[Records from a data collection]

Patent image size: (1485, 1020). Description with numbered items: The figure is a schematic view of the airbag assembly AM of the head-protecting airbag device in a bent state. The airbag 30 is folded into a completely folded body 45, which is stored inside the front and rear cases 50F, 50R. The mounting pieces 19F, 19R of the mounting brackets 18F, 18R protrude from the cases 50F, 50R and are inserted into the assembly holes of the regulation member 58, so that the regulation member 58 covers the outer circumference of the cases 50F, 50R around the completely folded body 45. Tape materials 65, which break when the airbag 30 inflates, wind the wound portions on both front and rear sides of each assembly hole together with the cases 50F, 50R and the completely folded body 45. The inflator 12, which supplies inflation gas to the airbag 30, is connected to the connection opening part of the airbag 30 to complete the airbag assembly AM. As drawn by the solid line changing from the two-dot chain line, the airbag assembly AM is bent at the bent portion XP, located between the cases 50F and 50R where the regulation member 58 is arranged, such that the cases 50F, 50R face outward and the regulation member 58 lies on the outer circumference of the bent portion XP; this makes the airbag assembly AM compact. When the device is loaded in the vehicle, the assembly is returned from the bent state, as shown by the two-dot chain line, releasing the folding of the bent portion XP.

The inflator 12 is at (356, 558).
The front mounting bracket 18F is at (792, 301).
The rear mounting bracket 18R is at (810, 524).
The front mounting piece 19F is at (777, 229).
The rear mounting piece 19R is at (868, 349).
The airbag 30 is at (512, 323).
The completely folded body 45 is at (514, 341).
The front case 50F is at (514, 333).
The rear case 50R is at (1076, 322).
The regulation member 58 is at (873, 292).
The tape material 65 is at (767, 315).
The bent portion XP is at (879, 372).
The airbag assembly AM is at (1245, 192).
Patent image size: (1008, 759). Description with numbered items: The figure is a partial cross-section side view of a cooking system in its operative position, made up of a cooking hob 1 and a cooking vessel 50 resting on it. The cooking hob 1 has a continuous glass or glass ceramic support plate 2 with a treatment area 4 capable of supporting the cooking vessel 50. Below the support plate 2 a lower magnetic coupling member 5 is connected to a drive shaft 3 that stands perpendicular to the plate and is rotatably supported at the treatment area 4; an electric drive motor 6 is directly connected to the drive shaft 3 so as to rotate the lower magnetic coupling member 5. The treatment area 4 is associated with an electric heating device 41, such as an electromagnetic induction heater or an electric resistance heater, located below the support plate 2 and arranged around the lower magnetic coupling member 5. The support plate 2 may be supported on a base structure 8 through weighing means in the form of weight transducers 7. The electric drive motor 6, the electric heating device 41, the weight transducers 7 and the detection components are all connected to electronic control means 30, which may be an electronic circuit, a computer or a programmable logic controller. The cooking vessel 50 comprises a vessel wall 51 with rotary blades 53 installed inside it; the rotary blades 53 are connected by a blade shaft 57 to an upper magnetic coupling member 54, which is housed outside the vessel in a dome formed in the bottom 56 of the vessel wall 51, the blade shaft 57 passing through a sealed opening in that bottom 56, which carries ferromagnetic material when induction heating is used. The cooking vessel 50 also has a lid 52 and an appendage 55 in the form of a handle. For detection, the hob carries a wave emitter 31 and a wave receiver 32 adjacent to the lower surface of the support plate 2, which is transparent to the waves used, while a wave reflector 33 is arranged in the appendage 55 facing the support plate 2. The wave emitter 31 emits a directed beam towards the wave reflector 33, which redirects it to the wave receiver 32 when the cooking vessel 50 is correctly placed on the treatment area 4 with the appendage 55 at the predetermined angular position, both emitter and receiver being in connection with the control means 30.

* [Task details] Reproduce all of the lines above, substituting "Drawing dimensions" for every occurrence of "Patent image size" and leaving everything else unchanged.

* [Written response]
Drawing dimensions: (1485, 1020). Description with numbered items: The figure is a schematic view of the airbag assembly AM of the head-protecting airbag device in a bent state. The airbag 30 is folded into a completely folded body 45, which is stored inside the front and rear cases 50F, 50R. The mounting pieces 19F, 19R of the mounting brackets 18F, 18R protrude from the cases 50F, 50R and are inserted into the assembly holes of the regulation member 58, so that the regulation member 58 covers the outer circumference of the cases 50F, 50R around the completely folded body 45. Tape materials 65, which break when the airbag 30 inflates, wind the wound portions on both front and rear sides of each assembly hole together with the cases 50F, 50R and the completely folded body 45. The inflator 12, which supplies inflation gas to the airbag 30, is connected to the connection opening part of the airbag 30 to complete the airbag assembly AM. As drawn by the solid line changing from the two-dot chain line, the airbag assembly AM is bent at the bent portion XP, located between the cases 50F and 50R where the regulation member 58 is arranged, such that the cases 50F, 50R face outward and the regulation member 58 lies on the outer circumference of the bent portion XP; this makes the airbag assembly AM compact. When the device is loaded in the vehicle, the assembly is returned from the bent state, as shown by the two-dot chain line, releasing the folding of the bent portion XP.

The inflator 12 is at (356, 558).
The front mounting bracket 18F is at (792, 301).
The rear mounting bracket 18R is at (810, 524).
The front mounting piece 19F is at (777, 229).
The rear mounting piece 19R is at (868, 349).
The airbag 30 is at (512, 323).
The completely folded body 45 is at (514, 341).
The front case 50F is at (514, 333).
The rear case 50R is at (1076, 322).
The regulation member 58 is at (873, 292).
The tape material 65 is at (767, 315).
The bent portion XP is at (879, 372).
The airbag assembly AM is at (1245, 192).
Drawing dimensions: (1008, 759). Description with numbered items: The figure is a partial cross-section side view of a cooking system in its operative position, made up of a cooking hob 1 and a cooking vessel 50 resting on it. The cooking hob 1 has a continuous glass or glass ceramic support plate 2 with a treatment area 4 capable of supporting the cooking vessel 50. Below the support plate 2 a lower magnetic coupling member 5 is connected to a drive shaft 3 that stands perpendicular to the plate and is rotatably supported at the treatment area 4; an electric drive motor 6 is directly connected to the drive shaft 3 so as to rotate the lower magnetic coupling member 5. The treatment area 4 is associated with an electric heating device 41, such as an electromagnetic induction heater or an electric resistance heater, located below the support plate 2 and arranged around the lower magnetic coupling member 5. The support plate 2 may be supported on a base structure 8 through weighing means in the form of weight transducers 7. The electric drive motor 6, the electric heating device 41, the weight transducers 7 and the detection components are all connected to electronic control means 30, which may be an electronic circuit, a computer or a programmable logic controller. The cooking vessel 50 comprises a vessel wall 51 with rotary blades 53 installed inside it; the rotary blades 53 are connected by a blade shaft 57 to an upper magnetic coupling member 54, which is housed outside the vessel in a dome formed in the bottom 56 of the vessel wall 51, the blade shaft 57 passing through a sealed opening in that bottom 56, which carries ferromagnetic material when induction heating is used. The cooking vessel 50 also has a lid 52 and an appendage 55 in the form of a handle. For detection, the hob carries a wave emitter 31 and a wave receiver 32 adjacent to the lower surface of the support plate 2, which is transparent to the waves used, while a wave reflector 33 is arranged in the appendage 55 facing the support plate 2. The wave emitter 31 emits a directed beam towards the wave reflector 33, which redirects it to the wave receiver 32 when the cooking vessel 50 is correctly placed on the treatment area 4 with the appendage 55 at the predetermined angular position, both emitter and receiver being in connection with the control means 30.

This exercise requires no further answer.